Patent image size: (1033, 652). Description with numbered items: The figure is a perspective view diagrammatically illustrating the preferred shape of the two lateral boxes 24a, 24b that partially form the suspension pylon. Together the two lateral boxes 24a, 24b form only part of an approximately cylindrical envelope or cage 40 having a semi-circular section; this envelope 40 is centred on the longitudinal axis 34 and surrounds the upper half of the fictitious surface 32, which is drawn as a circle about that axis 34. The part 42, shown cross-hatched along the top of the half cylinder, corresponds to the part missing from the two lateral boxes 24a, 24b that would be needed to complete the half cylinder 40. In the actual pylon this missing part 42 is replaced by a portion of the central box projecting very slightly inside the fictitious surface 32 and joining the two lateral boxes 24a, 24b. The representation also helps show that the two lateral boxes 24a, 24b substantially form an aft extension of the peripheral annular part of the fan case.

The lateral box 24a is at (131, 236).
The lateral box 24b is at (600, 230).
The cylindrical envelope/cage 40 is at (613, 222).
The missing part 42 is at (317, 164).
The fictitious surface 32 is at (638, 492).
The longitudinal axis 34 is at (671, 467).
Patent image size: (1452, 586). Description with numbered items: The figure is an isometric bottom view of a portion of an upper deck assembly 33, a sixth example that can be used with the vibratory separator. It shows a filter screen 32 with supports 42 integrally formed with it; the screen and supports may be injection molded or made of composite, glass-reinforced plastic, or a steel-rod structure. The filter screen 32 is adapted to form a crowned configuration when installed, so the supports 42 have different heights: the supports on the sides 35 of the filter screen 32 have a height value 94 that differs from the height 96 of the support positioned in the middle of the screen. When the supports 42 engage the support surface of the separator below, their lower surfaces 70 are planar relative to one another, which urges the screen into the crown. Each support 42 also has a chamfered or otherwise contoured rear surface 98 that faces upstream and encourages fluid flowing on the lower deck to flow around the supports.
+---+
### What you need to do
Copy all of the material above word for word, line by line.

### Exercise solution
Patent image size: (1033, 652). Description with numbered items: The figure is a perspective view diagrammatically illustrating the preferred shape of the two lateral boxes 24a, 24b that partially form the suspension pylon. Together the two lateral boxes 24a, 24b form only part of an approximately cylindrical envelope or cage 40 having a semi-circular section; this envelope 40 is centred on the longitudinal axis 34 and surrounds the upper half of the fictitious surface 32, which is drawn as a circle about that axis 34. The part 42, shown cross-hatched along the top of the half cylinder, corresponds to the part missing from the two lateral boxes 24a, 24b that would be needed to complete the half cylinder 40. In the actual pylon this missing part 42 is replaced by a portion of the central box projecting very slightly inside the fictitious surface 32 and joining the two lateral boxes 24a, 24b. The representation also helps show that the two lateral boxes 24a, 24b substantially form an aft extension of the peripheral annular part of the fan case.

The lateral box 24a is at (131, 236).
The lateral box 24b is at (600, 230).
The cylindrical envelope/cage 40 is at (613, 222).
The missing part 42 is at (317, 164).
The fictitious surface 32 is at (638, 492).
The longitudinal axis 34 is at (671, 467).
Patent image size: (1452, 586). Description with numbered items: The figure is an isometric bottom view of a portion of an upper deck assembly 33, a sixth example that can be used with the vibratory separator. It shows a filter screen 32 with supports 42 integrally formed with it; the screen and supports may be injection molded or made of composite, glass-reinforced plastic, or a steel-rod structure. The filter screen 32 is adapted to form a crowned configuration when installed, so the supports 42 have different heights: the supports on the sides 35 of the filter screen 32 have a height value 94 that differs from the height 96 of the support positioned in the middle of the screen. When the supports 42 engage the support surface of the separator below, their lower surfaces 70 are planar relative to one another, which urges the screen into the crown. Each support 42 also has a chamfered or otherwise contoured rear surface 98 that faces upstream and encourages fluid flowing on the lower deck to flow around the supports.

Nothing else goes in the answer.